### Task item:
Pull every line with "Tdrkh" from the data below and copy it.

### Material provided:
- Opening Delimiter -

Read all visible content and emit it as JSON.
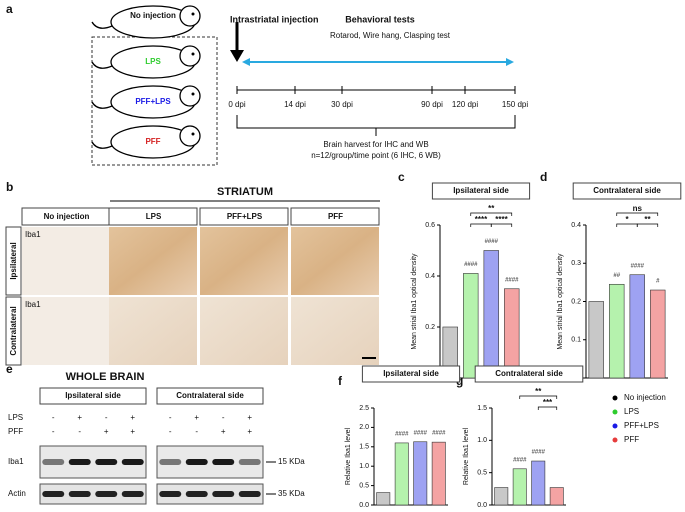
{
  "panels": {
    "a": "a",
    "b": "b",
    "c": "c",
    "d": "d",
    "e": "e",
    "f": "f",
    "g": "g"
  },
  "timeline": {
    "injection": "Intrastriatal injection",
    "behavior_title": "Behavioral tests",
    "behavior_tests": "Rotarod, Wire hang, Clasping test",
    "ticks": [
      "0 dpi",
      "14 dpi",
      "30 dpi",
      "90 dpi",
      "120 dpi",
      "150 dpi"
    ],
    "harvest": "Brain harvest for IHC and WB",
    "harvest_n": "n=12/group/time point (6 IHC, 6 WB)"
  },
  "mice": [
    "No injection",
    "LPS",
    "PFF+LPS",
    "PFF"
  ],
  "histology": {
    "title": "STRIATUM",
    "columns": [
      "No injection",
      "LPS",
      "PFF+LPS",
      "PFF"
    ],
    "rows": [
      "Ipsilateral",
      "Contralateral"
    ],
    "stain": "Iba1"
  },
  "blot": {
    "title": "WHOLE BRAIN",
    "sides": [
      "Ipsilateral side",
      "Contralateral side"
    ],
    "row_labels": [
      "LPS",
      "PFF"
    ],
    "lps": [
      "-",
      "+",
      "-",
      "+"
    ],
    "pff": [
      "-",
      "-",
      "+",
      "+"
    ],
    "proteins": [
      "Iba1",
      "Actin"
    ],
    "markers": [
      "15 KDa",
      "35 KDa"
    ]
  },
  "legend": [
    {
      "name": "No injection",
      "color": "#000000"
    },
    {
      "name": "LPS",
      "color": "#2ecc2e"
    },
    {
      "name": "PFF+LPS",
      "color": "#1a1ae6"
    },
    {
      "name": "PFF",
      "color": "#e63c3c"
    }
  ],
  "chart_data": [
    {
      "type": "bar",
      "title": "Ipsilateral side",
      "ylabel": "Mean strial Iba1 optical density",
      "values": [
        0.2,
        0.41,
        0.5,
        0.35
      ],
      "colors": [
        "#c8c8c8",
        "#b5f2ad",
        "#9ea2f2",
        "#f4a3a3"
      ],
      "ylim": [
        0,
        0.6
      ],
      "yticks": [
        {
          "value": 0,
          "label": "0.0"
        },
        0.2,
        0.4,
        0.6
      ],
      "annotations": [
        null,
        "####",
        "####",
        "####"
      ],
      "comparisons": [
        "**",
        "****",
        "****"
      ]
    },
    {
      "type": "bar",
      "title": "Contralateral side",
      "ylabel": "Mean strial Iba1 optical density",
      "values": [
        0.2,
        0.245,
        0.27,
        0.23
      ],
      "colors": [
        "#c8c8c8",
        "#b5f2ad",
        "#9ea2f2",
        "#f4a3a3"
      ],
      "ylim": [
        0,
        0.4
      ],
      "yticks": [
        {
          "value": 0,
          "label": "0.0"
        },
        0.1,
        0.2,
        0.3,
        0.4
      ],
      "annotations": [
        null,
        "##",
        "####",
        "#"
      ],
      "comparisons": [
        "ns",
        "*",
        "**"
      ]
    },
    {
      "type": "bar",
      "title": "Ipsilateral side",
      "ylabel": "Relative Iba1 level",
      "values": [
        0.32,
        1.6,
        1.63,
        1.62
      ],
      "colors": [
        "#c8c8c8",
        "#b5f2ad",
        "#9ea2f2",
        "#f4a3a3"
      ],
      "ylim": [
        0,
        2.5
      ],
      "yticks": [
        {
          "value": 0,
          "label": "0.0"
        },
        0.5,
        {
          "value": 1,
          "label": "1.0"
        },
        1.5,
        {
          "value": 2,
          "label": "2.0"
        },
        2.5
      ],
      "annotations": [
        null,
        "####",
        "####",
        "####"
      ],
      "comparisons": []
    },
    {
      "type": "bar",
      "title": "Contralateral side",
      "ylabel": "Relative Iba1 level",
      "values": [
        0.27,
        0.56,
        0.68,
        0.27
      ],
      "colors": [
        "#c8c8c8",
        "#b5f2ad",
        "#9ea2f2",
        "#f4a3a3"
      ],
      "ylim": [
        0,
        1.5
      ],
      "yticks": [
        {
          "value": 0,
          "label": "0.0"
        },
        0.5,
        {
          "value": 1,
          "label": "1.0"
        },
        1.5
      ],
      "annotations": [
        null,
        "####",
        "####",
        null
      ],
      "comparisons": [
        "**",
        "***"
      ]
    }
  ]
}
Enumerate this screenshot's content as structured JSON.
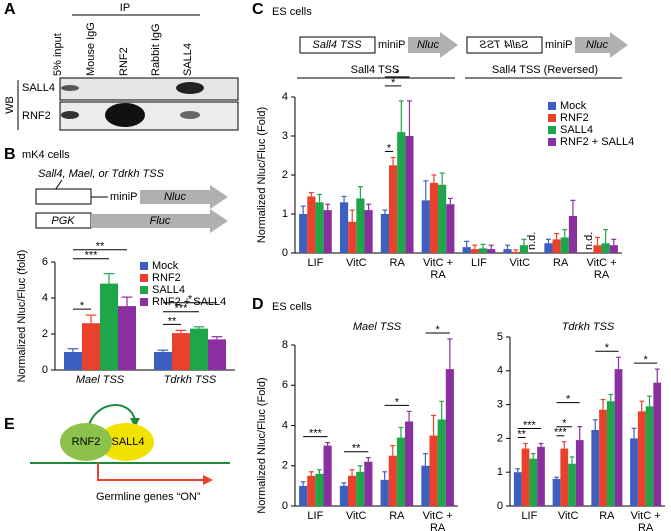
{
  "panel_a": {
    "label": "A",
    "ip": "IP",
    "lanes": [
      "5% input",
      "Mouse IgG",
      "RNF2",
      "Rabbit IgG",
      "SALL4"
    ],
    "wb": "WB",
    "rows": [
      "SALL4",
      "RNF2"
    ]
  },
  "panel_b": {
    "label": "B",
    "cells": "mK4 cells",
    "construct_label": "Sall4, Mael, or Tdrkh TSS",
    "promoter": "miniP",
    "reporter": "Nluc",
    "control_promoter": "PGK",
    "control_reporter": "Fluc"
  },
  "panel_c": {
    "label": "C",
    "cells": "ES cells",
    "construct1": {
      "box": "Sall4 TSS",
      "promoter": "miniP",
      "reporter": "Nluc"
    },
    "construct2": {
      "box": "Sall4 TSS",
      "promoter": "miniP",
      "reporter": "Nluc"
    },
    "groups": [
      "Sall4 TSS",
      "Sall4 TSS (Reversed)"
    ]
  },
  "panel_d": {
    "label": "D",
    "cells": "ES cells"
  },
  "panel_e": {
    "label": "E",
    "protein1": "RNF2",
    "protein2": "SALL4",
    "target": "Germline genes “ON”"
  },
  "chart_data": [
    {
      "type": "bar",
      "y_label": "Normalized Nluc/Fluc (fold)",
      "categories": [
        "Mael TSS",
        "Tdrkh TSS"
      ],
      "series": [
        {
          "name": "Mock",
          "color": "#3c5fc0",
          "values": [
            1.0,
            1.0
          ],
          "errors": [
            0.18,
            0.1
          ]
        },
        {
          "name": "RNF2",
          "color": "#e9412b",
          "values": [
            2.6,
            2.05
          ],
          "errors": [
            0.45,
            0.15
          ]
        },
        {
          "name": "SALL4",
          "color": "#1fa64b",
          "values": [
            4.8,
            2.3
          ],
          "errors": [
            0.55,
            0.1
          ]
        },
        {
          "name": "RNF2 + SALL4",
          "color": "#8a2f9f",
          "values": [
            3.55,
            1.7
          ],
          "errors": [
            0.5,
            0.15
          ]
        }
      ],
      "ylim": [
        0,
        6
      ],
      "yticks": [
        0,
        2,
        4,
        6
      ],
      "legend": true,
      "significance": [
        {
          "text": "*",
          "category": 0,
          "from": 0,
          "to": 1
        },
        {
          "text": "***",
          "category": 0,
          "from": 0,
          "to": 2
        },
        {
          "text": "**",
          "category": 0,
          "from": 0,
          "to": 3
        },
        {
          "text": "**",
          "category": 1,
          "from": 0,
          "to": 1
        },
        {
          "text": "***",
          "category": 1,
          "from": 0,
          "to": 2
        },
        {
          "text": "*",
          "category": 1,
          "from": 0,
          "to": 3
        }
      ]
    },
    {
      "type": "bar",
      "y_label": "Normalized Nluc/Fluc (Fold)",
      "categories": [
        "LIF",
        "VitC",
        "RA",
        "VitC + RA",
        "LIF",
        "VitC",
        "RA",
        "VitC + RA"
      ],
      "series": [
        {
          "name": "Mock",
          "color": "#3c5fc0",
          "values": [
            1.0,
            1.3,
            1.0,
            1.35,
            0.15,
            0.1,
            0.25,
            null
          ],
          "errors": [
            0.2,
            0.15,
            0.1,
            0.5,
            0.15,
            0.1,
            0.1,
            null
          ]
        },
        {
          "name": "RNF2",
          "color": "#e9412b",
          "values": [
            1.45,
            0.8,
            2.25,
            1.8,
            0.1,
            0.03,
            0.35,
            0.2
          ],
          "errors": [
            0.1,
            0.3,
            0.2,
            0.2,
            0.1,
            0.05,
            0.15,
            0.2
          ]
        },
        {
          "name": "SALL4",
          "color": "#1fa64b",
          "values": [
            1.3,
            1.4,
            3.1,
            1.75,
            0.12,
            0.2,
            0.4,
            0.25
          ],
          "errors": [
            0.2,
            0.3,
            0.8,
            0.3,
            0.1,
            0.15,
            0.2,
            0.35
          ]
        },
        {
          "name": "RNF2 + SALL4",
          "color": "#8a2f9f",
          "values": [
            1.1,
            1.1,
            3.0,
            1.25,
            0.1,
            null,
            0.95,
            0.2
          ],
          "errors": [
            0.15,
            0.15,
            0.9,
            0.15,
            0.1,
            null,
            0.4,
            0.15
          ]
        }
      ],
      "ylim": [
        0,
        4
      ],
      "yticks": [
        0,
        1,
        2,
        3,
        4
      ],
      "legend": true,
      "annotations": [
        {
          "text": "n.d.",
          "category": 5,
          "series": 3
        },
        {
          "text": "n.d.",
          "category": 7,
          "series": 0
        }
      ],
      "significance": [
        {
          "text": "*",
          "category": 2,
          "from": 0,
          "to": 1
        },
        {
          "text": "*",
          "category": 2,
          "from": 0,
          "to": 2
        },
        {
          "text": "*",
          "category": 2,
          "from": 0,
          "to": 3
        }
      ]
    },
    {
      "type": "bar",
      "title": "Mael TSS",
      "y_label": "Normalized Nluc/Fluc (Fold)",
      "categories": [
        "LIF",
        "VitC",
        "RA",
        "VitC + RA"
      ],
      "series": [
        {
          "name": "Mock",
          "color": "#3c5fc0",
          "values": [
            1.0,
            1.0,
            1.3,
            2.0
          ],
          "errors": [
            0.2,
            0.15,
            0.4,
            0.6
          ]
        },
        {
          "name": "RNF2",
          "color": "#e9412b",
          "values": [
            1.5,
            1.5,
            2.5,
            3.5
          ],
          "errors": [
            0.2,
            0.3,
            0.5,
            1.0
          ]
        },
        {
          "name": "SALL4",
          "color": "#1fa64b",
          "values": [
            1.6,
            1.7,
            3.4,
            4.3
          ],
          "errors": [
            0.2,
            0.3,
            0.5,
            0.9
          ]
        },
        {
          "name": "RNF2 + SALL4",
          "color": "#8a2f9f",
          "values": [
            3.0,
            2.2,
            4.2,
            6.8
          ],
          "errors": [
            0.15,
            0.2,
            0.5,
            1.5
          ]
        }
      ],
      "ylim": [
        0,
        8
      ],
      "yticks": [
        0,
        2,
        4,
        6,
        8
      ],
      "legend": false,
      "significance": [
        {
          "text": "***",
          "category": 0,
          "from": 0,
          "to": 3
        },
        {
          "text": "**",
          "category": 1,
          "from": 0,
          "to": 3
        },
        {
          "text": "*",
          "category": 2,
          "from": 0,
          "to": 3
        },
        {
          "text": "*",
          "category": 3,
          "from": 0,
          "to": 3
        }
      ]
    },
    {
      "type": "bar",
      "title": "Tdrkh TSS",
      "categories": [
        "LIF",
        "VitC",
        "RA",
        "VitC + RA"
      ],
      "series": [
        {
          "name": "Mock",
          "color": "#3c5fc0",
          "values": [
            1.0,
            0.8,
            2.25,
            2.0
          ],
          "errors": [
            0.1,
            0.05,
            0.3,
            0.3
          ]
        },
        {
          "name": "RNF2",
          "color": "#e9412b",
          "values": [
            1.7,
            1.7,
            2.85,
            2.8
          ],
          "errors": [
            0.15,
            0.2,
            0.3,
            0.3
          ]
        },
        {
          "name": "SALL4",
          "color": "#1fa64b",
          "values": [
            1.4,
            1.25,
            3.1,
            2.95
          ],
          "errors": [
            0.15,
            0.2,
            0.2,
            0.3
          ]
        },
        {
          "name": "RNF2 + SALL4",
          "color": "#8a2f9f",
          "values": [
            1.75,
            1.95,
            4.05,
            3.65
          ],
          "errors": [
            0.1,
            0.4,
            0.35,
            0.4
          ]
        }
      ],
      "ylim": [
        0,
        5
      ],
      "yticks": [
        0,
        1,
        2,
        3,
        4,
        5
      ],
      "legend": false,
      "significance": [
        {
          "text": "**",
          "category": 0,
          "from": 0,
          "to": 1
        },
        {
          "text": "***",
          "category": 0,
          "from": 0,
          "to": 3
        },
        {
          "text": "***",
          "category": 1,
          "from": 0,
          "to": 1
        },
        {
          "text": "*",
          "category": 1,
          "from": 0,
          "to": 2
        },
        {
          "text": "*",
          "category": 1,
          "from": 0,
          "to": 3
        },
        {
          "text": "*",
          "category": 2,
          "from": 0,
          "to": 3
        },
        {
          "text": "*",
          "category": 3,
          "from": 0,
          "to": 3
        }
      ]
    }
  ]
}
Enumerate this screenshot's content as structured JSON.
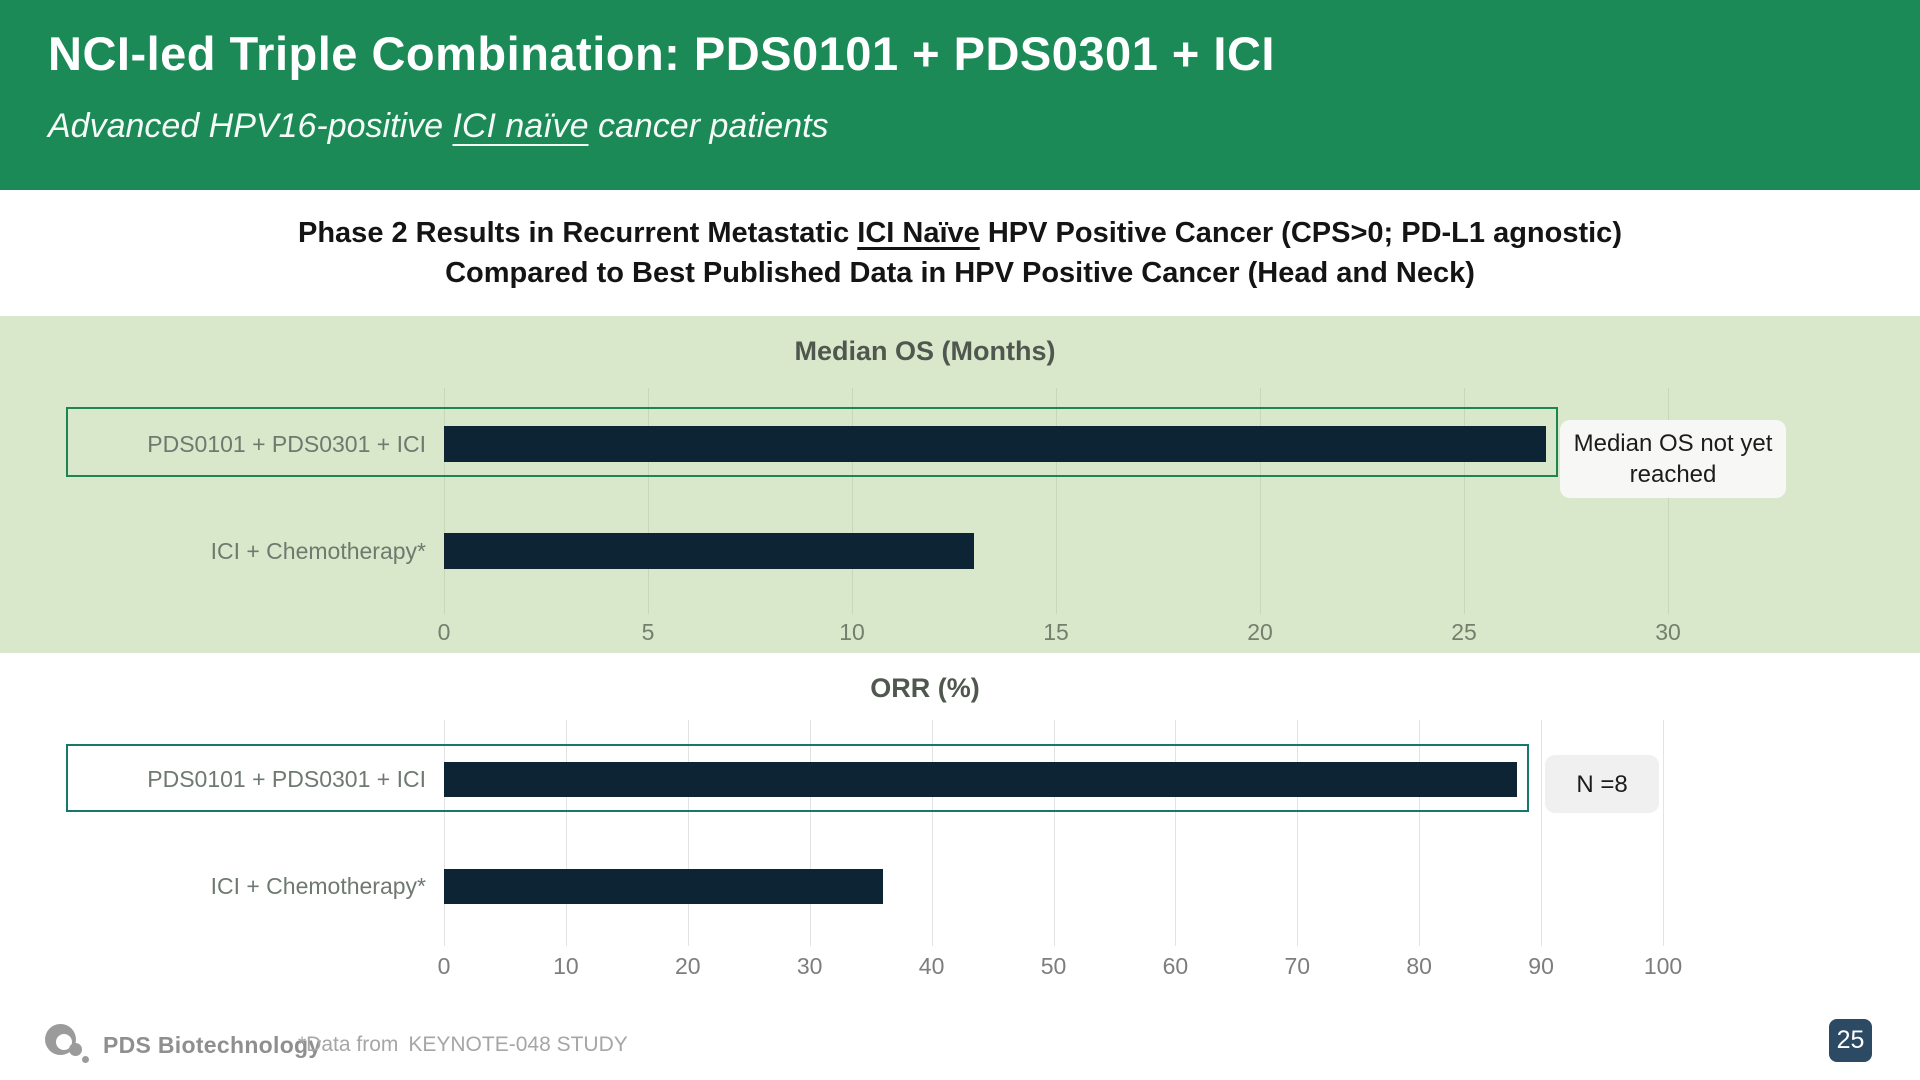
{
  "header": {
    "title": "NCI-led Triple Combination: PDS0101 + PDS0301 + ICI",
    "subtitle_pre": "Advanced HPV16-positive ",
    "subtitle_underlined": "ICI naïve",
    "subtitle_post": " cancer patients"
  },
  "heading": {
    "line1_pre": "Phase 2 Results in Recurrent Metastatic ",
    "line1_underlined": "ICI Naïve",
    "line1_post": " HPV Positive Cancer (CPS>0; PD-L1 agnostic)",
    "line2": "Compared to Best Published Data in HPV Positive Cancer (Head and Neck)"
  },
  "chart_data": [
    {
      "type": "bar",
      "orientation": "horizontal",
      "title": "Median OS (Months)",
      "categories": [
        "PDS0101 + PDS0301 + ICI",
        "ICI + Chemotherapy*"
      ],
      "values": [
        27,
        13
      ],
      "xlim": [
        0,
        30
      ],
      "xticks": [
        0,
        5,
        10,
        15,
        20,
        25,
        30
      ],
      "grid": true,
      "legend": "none",
      "annotation": "Median OS not yet reached",
      "annotation_row": 0,
      "highlighted_row": 0,
      "note": "top bar censored: median OS not yet reached"
    },
    {
      "type": "bar",
      "orientation": "horizontal",
      "title": "ORR (%)",
      "categories": [
        "PDS0101 + PDS0301 + ICI",
        "ICI + Chemotherapy*"
      ],
      "values": [
        88,
        36
      ],
      "xlim": [
        0,
        100
      ],
      "xticks": [
        0,
        10,
        20,
        30,
        40,
        50,
        60,
        70,
        80,
        90,
        100
      ],
      "grid": true,
      "legend": "none",
      "annotation": "N =8",
      "annotation_row": 0,
      "highlighted_row": 0
    }
  ],
  "footer": {
    "logo_text": "PDS Biotechnology",
    "note_prefix": "*Data from",
    "note_study": "KEYNOTE-048 STUDY",
    "page_number": "25"
  },
  "colors": {
    "header_green": "#1b8a57",
    "band_green": "#d9e7ca",
    "bar_navy": "#0d2435",
    "os_outline": "#1e8451",
    "orr_outline": "#16786b",
    "os_gridline": "#c6d8b8",
    "orr_gridline": "#e3e3e3",
    "os_tick_text": "#74806e",
    "orr_tick_text": "#7d7d7d",
    "annot_os_bg": "#f7f7f6",
    "annot_orr_bg": "#f0f0f0",
    "badge_bg": "#2c4a63"
  }
}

- Closing Delimiter -

### Result of the task:
    "construct_label": "Sall4, Mael, or Tdrkh TSS",
        "Tdrkh TSS"
      "title": "Tdrkh TSS",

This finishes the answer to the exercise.